● Goal of the exercise
Count every line of the material that holds the string "base". Respond with the total only.

● Given information
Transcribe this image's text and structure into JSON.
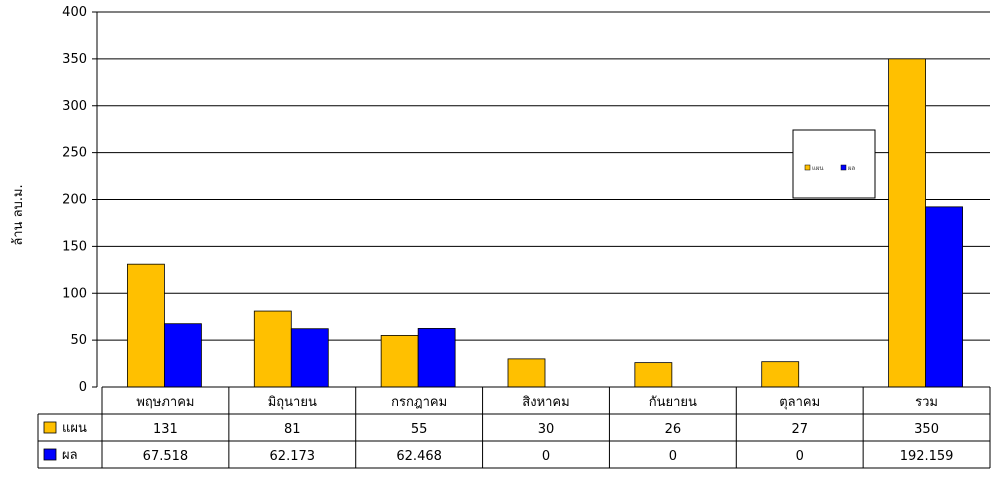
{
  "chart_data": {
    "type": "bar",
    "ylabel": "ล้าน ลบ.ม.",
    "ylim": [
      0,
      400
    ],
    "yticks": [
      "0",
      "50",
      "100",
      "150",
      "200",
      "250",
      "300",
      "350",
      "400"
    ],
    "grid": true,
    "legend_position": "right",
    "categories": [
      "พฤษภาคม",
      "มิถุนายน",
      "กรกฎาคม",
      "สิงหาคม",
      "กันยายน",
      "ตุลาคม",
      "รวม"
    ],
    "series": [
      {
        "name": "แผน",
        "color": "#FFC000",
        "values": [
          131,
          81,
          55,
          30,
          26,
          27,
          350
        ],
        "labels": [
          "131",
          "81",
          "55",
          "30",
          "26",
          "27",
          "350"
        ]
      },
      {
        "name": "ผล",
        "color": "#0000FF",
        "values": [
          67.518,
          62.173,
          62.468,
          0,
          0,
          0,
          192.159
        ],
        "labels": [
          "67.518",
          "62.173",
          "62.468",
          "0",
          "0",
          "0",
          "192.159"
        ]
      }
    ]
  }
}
* * *
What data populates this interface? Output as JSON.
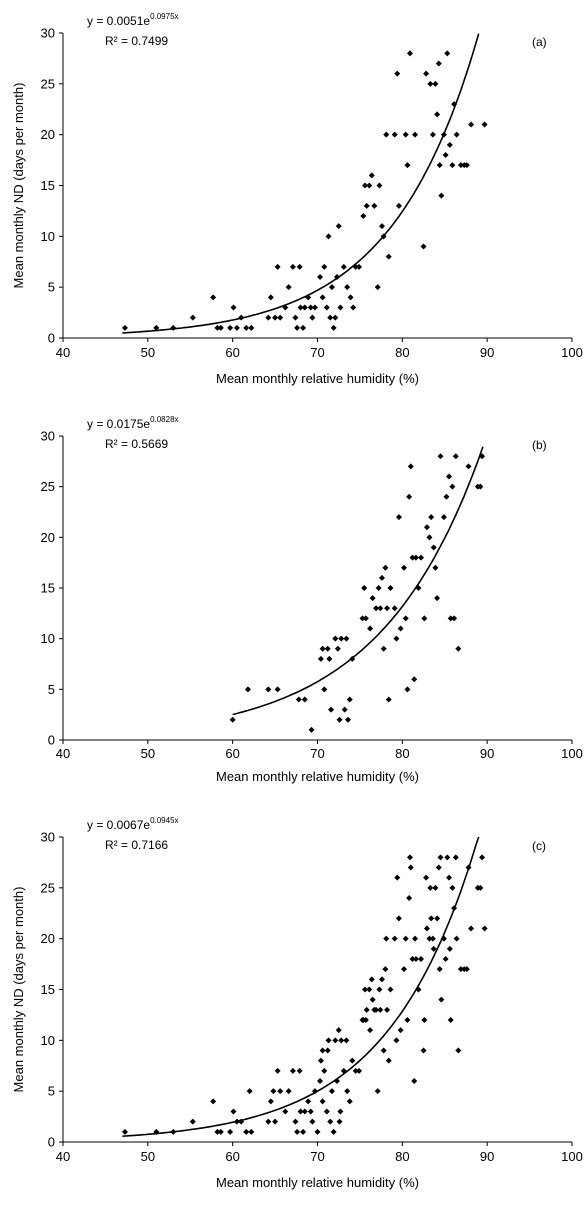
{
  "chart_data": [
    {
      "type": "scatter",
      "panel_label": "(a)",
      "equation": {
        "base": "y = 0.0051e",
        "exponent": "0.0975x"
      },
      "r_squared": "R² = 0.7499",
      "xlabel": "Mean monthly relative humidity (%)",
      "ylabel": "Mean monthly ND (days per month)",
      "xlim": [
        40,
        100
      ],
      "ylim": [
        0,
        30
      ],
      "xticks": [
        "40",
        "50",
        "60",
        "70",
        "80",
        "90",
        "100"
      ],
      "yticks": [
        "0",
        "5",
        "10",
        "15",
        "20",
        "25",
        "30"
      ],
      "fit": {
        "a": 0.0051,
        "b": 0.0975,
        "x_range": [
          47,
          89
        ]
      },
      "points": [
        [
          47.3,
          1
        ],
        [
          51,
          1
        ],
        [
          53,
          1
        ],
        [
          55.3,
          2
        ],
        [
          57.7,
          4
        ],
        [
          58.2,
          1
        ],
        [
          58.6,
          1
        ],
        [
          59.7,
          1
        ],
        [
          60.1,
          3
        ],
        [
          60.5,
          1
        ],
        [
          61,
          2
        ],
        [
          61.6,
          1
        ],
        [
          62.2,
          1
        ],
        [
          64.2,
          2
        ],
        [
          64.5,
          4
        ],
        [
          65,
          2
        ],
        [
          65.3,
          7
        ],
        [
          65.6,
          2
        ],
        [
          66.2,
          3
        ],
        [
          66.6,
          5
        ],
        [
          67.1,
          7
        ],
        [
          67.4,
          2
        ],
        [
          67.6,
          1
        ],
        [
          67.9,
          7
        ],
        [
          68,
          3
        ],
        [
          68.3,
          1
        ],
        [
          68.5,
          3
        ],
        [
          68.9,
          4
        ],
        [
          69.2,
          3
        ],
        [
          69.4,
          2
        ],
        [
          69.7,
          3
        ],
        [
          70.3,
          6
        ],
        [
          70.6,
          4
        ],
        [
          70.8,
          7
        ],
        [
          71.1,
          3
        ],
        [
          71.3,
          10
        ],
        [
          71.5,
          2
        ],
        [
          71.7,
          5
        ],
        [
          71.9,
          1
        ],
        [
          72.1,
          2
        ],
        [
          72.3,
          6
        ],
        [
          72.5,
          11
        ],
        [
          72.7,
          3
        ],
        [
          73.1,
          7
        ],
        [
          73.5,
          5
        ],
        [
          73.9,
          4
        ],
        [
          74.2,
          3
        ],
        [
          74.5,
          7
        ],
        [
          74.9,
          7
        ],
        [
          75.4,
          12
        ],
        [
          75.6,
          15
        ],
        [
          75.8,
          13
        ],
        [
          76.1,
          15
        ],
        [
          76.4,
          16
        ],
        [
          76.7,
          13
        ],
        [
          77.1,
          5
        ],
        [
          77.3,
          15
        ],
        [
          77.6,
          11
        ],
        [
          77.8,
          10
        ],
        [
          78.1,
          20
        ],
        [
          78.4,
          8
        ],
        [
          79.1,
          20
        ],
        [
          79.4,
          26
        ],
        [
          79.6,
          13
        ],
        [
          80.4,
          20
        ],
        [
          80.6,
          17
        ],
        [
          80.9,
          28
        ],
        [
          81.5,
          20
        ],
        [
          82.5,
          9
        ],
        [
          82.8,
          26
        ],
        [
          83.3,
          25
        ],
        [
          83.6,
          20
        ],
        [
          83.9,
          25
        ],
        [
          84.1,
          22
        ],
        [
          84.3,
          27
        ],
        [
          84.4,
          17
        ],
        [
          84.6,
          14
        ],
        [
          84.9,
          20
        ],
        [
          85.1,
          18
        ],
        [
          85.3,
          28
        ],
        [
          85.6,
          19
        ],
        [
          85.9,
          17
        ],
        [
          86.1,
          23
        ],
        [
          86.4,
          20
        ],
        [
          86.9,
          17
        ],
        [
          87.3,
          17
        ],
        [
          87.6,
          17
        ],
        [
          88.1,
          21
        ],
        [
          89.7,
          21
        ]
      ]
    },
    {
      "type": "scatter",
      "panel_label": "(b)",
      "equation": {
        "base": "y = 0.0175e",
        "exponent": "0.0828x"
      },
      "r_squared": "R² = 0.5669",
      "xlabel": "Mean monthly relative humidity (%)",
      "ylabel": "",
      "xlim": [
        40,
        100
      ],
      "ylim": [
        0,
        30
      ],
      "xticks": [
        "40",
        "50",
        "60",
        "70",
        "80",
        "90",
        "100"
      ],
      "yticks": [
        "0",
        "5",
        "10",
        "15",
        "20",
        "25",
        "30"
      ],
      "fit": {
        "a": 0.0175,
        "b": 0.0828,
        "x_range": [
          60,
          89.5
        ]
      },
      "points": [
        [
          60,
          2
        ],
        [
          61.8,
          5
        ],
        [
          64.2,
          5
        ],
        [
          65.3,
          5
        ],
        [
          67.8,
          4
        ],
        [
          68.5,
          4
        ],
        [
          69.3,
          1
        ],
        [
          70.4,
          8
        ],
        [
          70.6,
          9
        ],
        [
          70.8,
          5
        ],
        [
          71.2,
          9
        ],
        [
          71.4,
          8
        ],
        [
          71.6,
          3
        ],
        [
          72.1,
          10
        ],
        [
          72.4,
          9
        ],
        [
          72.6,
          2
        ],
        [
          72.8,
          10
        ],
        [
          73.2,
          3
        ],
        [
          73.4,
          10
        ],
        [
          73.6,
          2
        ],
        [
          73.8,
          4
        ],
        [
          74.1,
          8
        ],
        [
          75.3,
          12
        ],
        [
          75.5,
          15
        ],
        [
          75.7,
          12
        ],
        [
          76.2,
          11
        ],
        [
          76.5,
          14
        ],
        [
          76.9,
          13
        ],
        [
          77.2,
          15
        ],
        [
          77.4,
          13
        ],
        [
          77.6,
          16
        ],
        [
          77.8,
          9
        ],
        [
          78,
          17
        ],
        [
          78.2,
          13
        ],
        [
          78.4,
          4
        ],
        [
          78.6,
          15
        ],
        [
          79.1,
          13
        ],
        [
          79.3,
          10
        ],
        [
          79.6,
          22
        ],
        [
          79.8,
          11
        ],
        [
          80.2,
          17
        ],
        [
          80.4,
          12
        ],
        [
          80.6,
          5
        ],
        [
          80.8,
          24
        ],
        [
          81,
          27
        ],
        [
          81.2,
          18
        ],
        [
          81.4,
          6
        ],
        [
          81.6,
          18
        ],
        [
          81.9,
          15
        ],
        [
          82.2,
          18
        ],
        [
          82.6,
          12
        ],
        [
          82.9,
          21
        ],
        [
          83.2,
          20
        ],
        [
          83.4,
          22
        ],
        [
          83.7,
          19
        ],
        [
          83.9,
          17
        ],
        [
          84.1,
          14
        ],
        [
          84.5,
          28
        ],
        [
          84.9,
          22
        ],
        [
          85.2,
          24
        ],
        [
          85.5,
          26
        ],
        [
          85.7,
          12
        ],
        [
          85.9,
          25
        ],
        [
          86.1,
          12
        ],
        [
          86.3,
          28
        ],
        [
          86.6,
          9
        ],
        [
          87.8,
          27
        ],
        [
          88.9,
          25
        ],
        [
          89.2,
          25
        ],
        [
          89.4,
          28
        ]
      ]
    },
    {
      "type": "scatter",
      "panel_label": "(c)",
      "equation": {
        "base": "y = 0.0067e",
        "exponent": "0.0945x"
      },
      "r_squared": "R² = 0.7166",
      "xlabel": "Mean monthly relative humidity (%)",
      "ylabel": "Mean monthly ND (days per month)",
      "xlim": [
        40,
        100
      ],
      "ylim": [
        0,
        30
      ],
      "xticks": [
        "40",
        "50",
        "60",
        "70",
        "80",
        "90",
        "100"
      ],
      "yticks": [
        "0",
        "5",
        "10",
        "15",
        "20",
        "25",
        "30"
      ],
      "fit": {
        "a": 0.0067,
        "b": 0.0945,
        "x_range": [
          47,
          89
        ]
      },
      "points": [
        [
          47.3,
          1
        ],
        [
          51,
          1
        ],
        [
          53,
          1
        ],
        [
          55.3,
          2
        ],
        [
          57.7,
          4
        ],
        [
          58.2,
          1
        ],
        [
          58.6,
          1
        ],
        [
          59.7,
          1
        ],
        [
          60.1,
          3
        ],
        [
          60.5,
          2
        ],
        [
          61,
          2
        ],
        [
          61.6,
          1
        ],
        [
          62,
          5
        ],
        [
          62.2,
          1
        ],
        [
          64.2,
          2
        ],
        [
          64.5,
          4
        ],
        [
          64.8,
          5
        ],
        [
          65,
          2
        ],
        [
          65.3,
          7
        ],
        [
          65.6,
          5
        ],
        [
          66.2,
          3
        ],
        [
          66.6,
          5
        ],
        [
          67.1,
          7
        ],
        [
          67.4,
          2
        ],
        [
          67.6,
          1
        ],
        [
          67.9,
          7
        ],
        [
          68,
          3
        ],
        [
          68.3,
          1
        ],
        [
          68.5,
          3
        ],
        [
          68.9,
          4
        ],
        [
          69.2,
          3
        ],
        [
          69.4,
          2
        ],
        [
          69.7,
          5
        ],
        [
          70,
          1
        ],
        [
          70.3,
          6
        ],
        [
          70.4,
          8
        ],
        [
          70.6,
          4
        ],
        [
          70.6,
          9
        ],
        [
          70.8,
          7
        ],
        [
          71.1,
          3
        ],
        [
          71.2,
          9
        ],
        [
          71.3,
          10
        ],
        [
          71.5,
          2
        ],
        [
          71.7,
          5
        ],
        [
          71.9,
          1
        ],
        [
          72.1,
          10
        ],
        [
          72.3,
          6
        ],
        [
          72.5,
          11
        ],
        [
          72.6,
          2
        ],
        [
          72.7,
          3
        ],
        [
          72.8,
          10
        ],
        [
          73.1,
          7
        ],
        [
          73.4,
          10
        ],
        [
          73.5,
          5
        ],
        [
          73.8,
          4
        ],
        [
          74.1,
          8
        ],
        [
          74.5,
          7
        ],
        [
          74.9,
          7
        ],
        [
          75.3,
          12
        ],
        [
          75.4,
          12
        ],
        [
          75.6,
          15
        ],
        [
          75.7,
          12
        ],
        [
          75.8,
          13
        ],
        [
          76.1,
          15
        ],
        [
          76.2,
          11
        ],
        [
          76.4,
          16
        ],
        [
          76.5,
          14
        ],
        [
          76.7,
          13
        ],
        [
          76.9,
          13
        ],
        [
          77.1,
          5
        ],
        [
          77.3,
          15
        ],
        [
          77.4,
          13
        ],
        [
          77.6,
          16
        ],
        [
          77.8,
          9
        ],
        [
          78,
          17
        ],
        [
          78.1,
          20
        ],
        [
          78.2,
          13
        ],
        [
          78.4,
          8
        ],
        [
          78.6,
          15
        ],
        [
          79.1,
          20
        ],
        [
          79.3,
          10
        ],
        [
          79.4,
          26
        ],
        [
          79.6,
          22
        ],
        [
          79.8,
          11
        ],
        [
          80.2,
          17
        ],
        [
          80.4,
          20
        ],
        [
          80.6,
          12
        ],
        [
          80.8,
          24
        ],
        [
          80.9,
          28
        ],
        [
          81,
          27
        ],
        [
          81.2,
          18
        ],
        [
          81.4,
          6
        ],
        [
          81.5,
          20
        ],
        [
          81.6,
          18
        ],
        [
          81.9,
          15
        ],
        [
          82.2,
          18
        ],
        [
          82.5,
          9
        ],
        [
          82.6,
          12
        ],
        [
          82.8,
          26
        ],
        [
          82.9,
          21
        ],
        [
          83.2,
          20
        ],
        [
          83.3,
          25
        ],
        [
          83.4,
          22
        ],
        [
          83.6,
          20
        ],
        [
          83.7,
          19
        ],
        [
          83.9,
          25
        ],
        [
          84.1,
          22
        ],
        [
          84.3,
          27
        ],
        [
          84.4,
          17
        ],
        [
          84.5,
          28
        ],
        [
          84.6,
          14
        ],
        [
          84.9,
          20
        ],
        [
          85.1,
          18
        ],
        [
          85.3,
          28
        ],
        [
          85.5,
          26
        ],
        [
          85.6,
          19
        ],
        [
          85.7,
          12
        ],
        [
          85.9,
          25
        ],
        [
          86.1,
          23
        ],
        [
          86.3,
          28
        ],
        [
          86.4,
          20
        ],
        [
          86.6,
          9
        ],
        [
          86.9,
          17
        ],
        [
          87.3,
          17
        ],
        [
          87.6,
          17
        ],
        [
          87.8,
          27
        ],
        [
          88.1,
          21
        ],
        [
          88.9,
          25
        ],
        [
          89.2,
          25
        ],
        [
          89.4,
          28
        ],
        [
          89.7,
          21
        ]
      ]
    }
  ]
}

● Response
3